Stored data entries:
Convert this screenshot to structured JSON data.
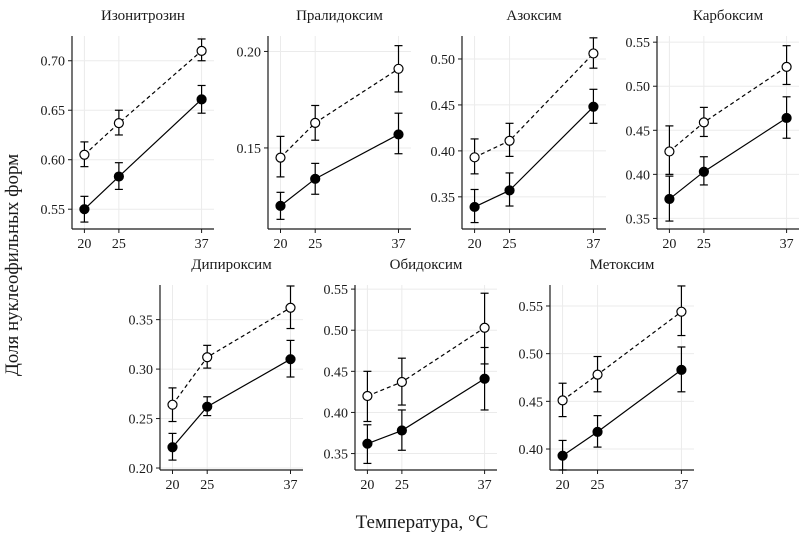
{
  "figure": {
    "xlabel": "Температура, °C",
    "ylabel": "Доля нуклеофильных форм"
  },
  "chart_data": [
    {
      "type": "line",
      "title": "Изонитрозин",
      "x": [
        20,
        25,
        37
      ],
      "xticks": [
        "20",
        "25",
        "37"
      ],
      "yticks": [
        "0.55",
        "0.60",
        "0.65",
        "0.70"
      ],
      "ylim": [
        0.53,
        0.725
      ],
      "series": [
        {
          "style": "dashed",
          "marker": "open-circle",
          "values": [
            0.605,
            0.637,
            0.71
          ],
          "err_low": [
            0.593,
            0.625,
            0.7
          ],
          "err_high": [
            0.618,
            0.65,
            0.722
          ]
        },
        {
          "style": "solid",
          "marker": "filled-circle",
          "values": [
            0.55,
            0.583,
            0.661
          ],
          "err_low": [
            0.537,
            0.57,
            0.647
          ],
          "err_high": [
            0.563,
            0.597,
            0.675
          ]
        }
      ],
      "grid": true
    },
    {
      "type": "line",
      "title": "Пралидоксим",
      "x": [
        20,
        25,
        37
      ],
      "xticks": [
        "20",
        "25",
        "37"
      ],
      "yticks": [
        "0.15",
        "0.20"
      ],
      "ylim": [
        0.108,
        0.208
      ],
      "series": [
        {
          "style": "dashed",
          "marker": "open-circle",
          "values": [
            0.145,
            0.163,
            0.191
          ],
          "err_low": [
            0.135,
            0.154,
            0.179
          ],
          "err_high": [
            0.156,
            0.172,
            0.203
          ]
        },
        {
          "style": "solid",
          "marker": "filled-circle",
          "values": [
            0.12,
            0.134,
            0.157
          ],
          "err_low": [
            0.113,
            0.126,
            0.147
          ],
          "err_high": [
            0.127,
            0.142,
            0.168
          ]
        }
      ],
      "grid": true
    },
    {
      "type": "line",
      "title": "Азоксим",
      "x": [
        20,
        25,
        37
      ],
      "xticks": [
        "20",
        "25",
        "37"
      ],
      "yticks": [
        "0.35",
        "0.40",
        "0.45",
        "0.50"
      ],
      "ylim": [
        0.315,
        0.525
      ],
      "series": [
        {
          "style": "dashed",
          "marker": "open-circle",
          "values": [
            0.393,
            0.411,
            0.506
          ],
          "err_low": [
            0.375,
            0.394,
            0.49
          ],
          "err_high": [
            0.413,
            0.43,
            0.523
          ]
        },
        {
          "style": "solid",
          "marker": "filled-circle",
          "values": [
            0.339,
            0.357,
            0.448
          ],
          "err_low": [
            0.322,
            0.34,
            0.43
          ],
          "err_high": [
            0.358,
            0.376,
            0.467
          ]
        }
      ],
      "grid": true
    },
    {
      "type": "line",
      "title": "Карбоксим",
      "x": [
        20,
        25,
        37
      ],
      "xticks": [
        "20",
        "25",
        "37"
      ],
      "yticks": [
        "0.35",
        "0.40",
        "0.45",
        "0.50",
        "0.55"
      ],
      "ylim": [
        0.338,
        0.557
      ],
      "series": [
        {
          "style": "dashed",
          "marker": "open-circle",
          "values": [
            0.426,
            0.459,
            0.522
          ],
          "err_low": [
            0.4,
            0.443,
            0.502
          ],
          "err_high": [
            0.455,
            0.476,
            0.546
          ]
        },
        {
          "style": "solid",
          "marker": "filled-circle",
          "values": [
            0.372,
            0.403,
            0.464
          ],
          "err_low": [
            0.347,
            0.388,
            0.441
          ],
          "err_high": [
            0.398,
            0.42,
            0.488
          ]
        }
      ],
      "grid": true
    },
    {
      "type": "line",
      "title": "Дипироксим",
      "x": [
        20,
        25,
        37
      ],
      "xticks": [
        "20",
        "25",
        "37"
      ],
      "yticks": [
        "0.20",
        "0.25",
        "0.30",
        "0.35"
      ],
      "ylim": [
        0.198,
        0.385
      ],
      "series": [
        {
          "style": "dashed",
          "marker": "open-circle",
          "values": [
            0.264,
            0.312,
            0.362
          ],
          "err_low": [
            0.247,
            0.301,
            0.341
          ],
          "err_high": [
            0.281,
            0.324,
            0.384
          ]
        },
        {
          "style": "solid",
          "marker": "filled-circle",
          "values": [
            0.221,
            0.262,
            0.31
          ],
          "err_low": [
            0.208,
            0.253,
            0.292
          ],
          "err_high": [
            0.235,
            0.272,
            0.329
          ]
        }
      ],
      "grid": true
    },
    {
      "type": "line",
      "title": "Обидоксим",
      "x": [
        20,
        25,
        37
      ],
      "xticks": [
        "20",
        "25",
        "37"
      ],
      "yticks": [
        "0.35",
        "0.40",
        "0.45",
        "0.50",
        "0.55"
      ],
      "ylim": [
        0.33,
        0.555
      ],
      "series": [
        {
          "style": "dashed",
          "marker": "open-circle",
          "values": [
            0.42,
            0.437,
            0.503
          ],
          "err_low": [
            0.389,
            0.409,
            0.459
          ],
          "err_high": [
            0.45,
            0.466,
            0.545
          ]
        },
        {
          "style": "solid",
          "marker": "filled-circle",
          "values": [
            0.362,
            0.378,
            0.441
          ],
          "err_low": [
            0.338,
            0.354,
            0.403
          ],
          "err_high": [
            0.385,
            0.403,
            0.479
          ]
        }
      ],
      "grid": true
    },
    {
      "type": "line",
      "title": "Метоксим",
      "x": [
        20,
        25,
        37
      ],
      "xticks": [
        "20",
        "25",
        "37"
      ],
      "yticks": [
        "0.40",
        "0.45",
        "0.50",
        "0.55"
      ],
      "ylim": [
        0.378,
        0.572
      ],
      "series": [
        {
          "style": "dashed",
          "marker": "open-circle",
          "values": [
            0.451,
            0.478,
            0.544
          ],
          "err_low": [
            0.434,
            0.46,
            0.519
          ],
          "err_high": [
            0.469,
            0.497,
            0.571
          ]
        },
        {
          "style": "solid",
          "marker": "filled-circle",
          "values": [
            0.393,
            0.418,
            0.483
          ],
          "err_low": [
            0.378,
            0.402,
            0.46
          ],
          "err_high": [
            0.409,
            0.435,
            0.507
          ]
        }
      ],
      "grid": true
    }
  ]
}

_EXERCISE PROMPT_. Give all the entries again exactly, dropping each picture.

_COMPLETE ANSWER_.
Convert this screenshot to structured JSON data.
{
  "figure": {
    "xlabel": "Температура, °C",
    "ylabel": "Доля нуклеофильных форм"
  },
  "chart_data": [
    {
      "type": "line",
      "title": "Изонитрозин",
      "x": [
        20,
        25,
        37
      ],
      "xticks": [
        "20",
        "25",
        "37"
      ],
      "yticks": [
        "0.55",
        "0.60",
        "0.65",
        "0.70"
      ],
      "ylim": [
        0.53,
        0.725
      ],
      "series": [
        {
          "style": "dashed",
          "marker": "open-circle",
          "values": [
            0.605,
            0.637,
            0.71
          ],
          "err_low": [
            0.593,
            0.625,
            0.7
          ],
          "err_high": [
            0.618,
            0.65,
            0.722
          ]
        },
        {
          "style": "solid",
          "marker": "filled-circle",
          "values": [
            0.55,
            0.583,
            0.661
          ],
          "err_low": [
            0.537,
            0.57,
            0.647
          ],
          "err_high": [
            0.563,
            0.597,
            0.675
          ]
        }
      ],
      "grid": true
    },
    {
      "type": "line",
      "title": "Пралидоксим",
      "x": [
        20,
        25,
        37
      ],
      "xticks": [
        "20",
        "25",
        "37"
      ],
      "yticks": [
        "0.15",
        "0.20"
      ],
      "ylim": [
        0.108,
        0.208
      ],
      "series": [
        {
          "style": "dashed",
          "marker": "open-circle",
          "values": [
            0.145,
            0.163,
            0.191
          ],
          "err_low": [
            0.135,
            0.154,
            0.179
          ],
          "err_high": [
            0.156,
            0.172,
            0.203
          ]
        },
        {
          "style": "solid",
          "marker": "filled-circle",
          "values": [
            0.12,
            0.134,
            0.157
          ],
          "err_low": [
            0.113,
            0.126,
            0.147
          ],
          "err_high": [
            0.127,
            0.142,
            0.168
          ]
        }
      ],
      "grid": true
    },
    {
      "type": "line",
      "title": "Азоксим",
      "x": [
        20,
        25,
        37
      ],
      "xticks": [
        "20",
        "25",
        "37"
      ],
      "yticks": [
        "0.35",
        "0.40",
        "0.45",
        "0.50"
      ],
      "ylim": [
        0.315,
        0.525
      ],
      "series": [
        {
          "style": "dashed",
          "marker": "open-circle",
          "values": [
            0.393,
            0.411,
            0.506
          ],
          "err_low": [
            0.375,
            0.394,
            0.49
          ],
          "err_high": [
            0.413,
            0.43,
            0.523
          ]
        },
        {
          "style": "solid",
          "marker": "filled-circle",
          "values": [
            0.339,
            0.357,
            0.448
          ],
          "err_low": [
            0.322,
            0.34,
            0.43
          ],
          "err_high": [
            0.358,
            0.376,
            0.467
          ]
        }
      ],
      "grid": true
    },
    {
      "type": "line",
      "title": "Карбоксим",
      "x": [
        20,
        25,
        37
      ],
      "xticks": [
        "20",
        "25",
        "37"
      ],
      "yticks": [
        "0.35",
        "0.40",
        "0.45",
        "0.50",
        "0.55"
      ],
      "ylim": [
        0.338,
        0.557
      ],
      "series": [
        {
          "style": "dashed",
          "marker": "open-circle",
          "values": [
            0.426,
            0.459,
            0.522
          ],
          "err_low": [
            0.4,
            0.443,
            0.502
          ],
          "err_high": [
            0.455,
            0.476,
            0.546
          ]
        },
        {
          "style": "solid",
          "marker": "filled-circle",
          "values": [
            0.372,
            0.403,
            0.464
          ],
          "err_low": [
            0.347,
            0.388,
            0.441
          ],
          "err_high": [
            0.398,
            0.42,
            0.488
          ]
        }
      ],
      "grid": true
    },
    {
      "type": "line",
      "title": "Дипироксим",
      "x": [
        20,
        25,
        37
      ],
      "xticks": [
        "20",
        "25",
        "37"
      ],
      "yticks": [
        "0.20",
        "0.25",
        "0.30",
        "0.35"
      ],
      "ylim": [
        0.198,
        0.385
      ],
      "series": [
        {
          "style": "dashed",
          "marker": "open-circle",
          "values": [
            0.264,
            0.312,
            0.362
          ],
          "err_low": [
            0.247,
            0.301,
            0.341
          ],
          "err_high": [
            0.281,
            0.324,
            0.384
          ]
        },
        {
          "style": "solid",
          "marker": "filled-circle",
          "values": [
            0.221,
            0.262,
            0.31
          ],
          "err_low": [
            0.208,
            0.253,
            0.292
          ],
          "err_high": [
            0.235,
            0.272,
            0.329
          ]
        }
      ],
      "grid": true
    },
    {
      "type": "line",
      "title": "Обидоксим",
      "x": [
        20,
        25,
        37
      ],
      "xticks": [
        "20",
        "25",
        "37"
      ],
      "yticks": [
        "0.35",
        "0.40",
        "0.45",
        "0.50",
        "0.55"
      ],
      "ylim": [
        0.33,
        0.555
      ],
      "series": [
        {
          "style": "dashed",
          "marker": "open-circle",
          "values": [
            0.42,
            0.437,
            0.503
          ],
          "err_low": [
            0.389,
            0.409,
            0.459
          ],
          "err_high": [
            0.45,
            0.466,
            0.545
          ]
        },
        {
          "style": "solid",
          "marker": "filled-circle",
          "values": [
            0.362,
            0.378,
            0.441
          ],
          "err_low": [
            0.338,
            0.354,
            0.403
          ],
          "err_high": [
            0.385,
            0.403,
            0.479
          ]
        }
      ],
      "grid": true
    },
    {
      "type": "line",
      "title": "Метоксим",
      "x": [
        20,
        25,
        37
      ],
      "xticks": [
        "20",
        "25",
        "37"
      ],
      "yticks": [
        "0.40",
        "0.45",
        "0.50",
        "0.55"
      ],
      "ylim": [
        0.378,
        0.572
      ],
      "series": [
        {
          "style": "dashed",
          "marker": "open-circle",
          "values": [
            0.451,
            0.478,
            0.544
          ],
          "err_low": [
            0.434,
            0.46,
            0.519
          ],
          "err_high": [
            0.469,
            0.497,
            0.571
          ]
        },
        {
          "style": "solid",
          "marker": "filled-circle",
          "values": [
            0.393,
            0.418,
            0.483
          ],
          "err_low": [
            0.378,
            0.402,
            0.46
          ],
          "err_high": [
            0.409,
            0.435,
            0.507
          ]
        }
      ],
      "grid": true
    }
  ]
}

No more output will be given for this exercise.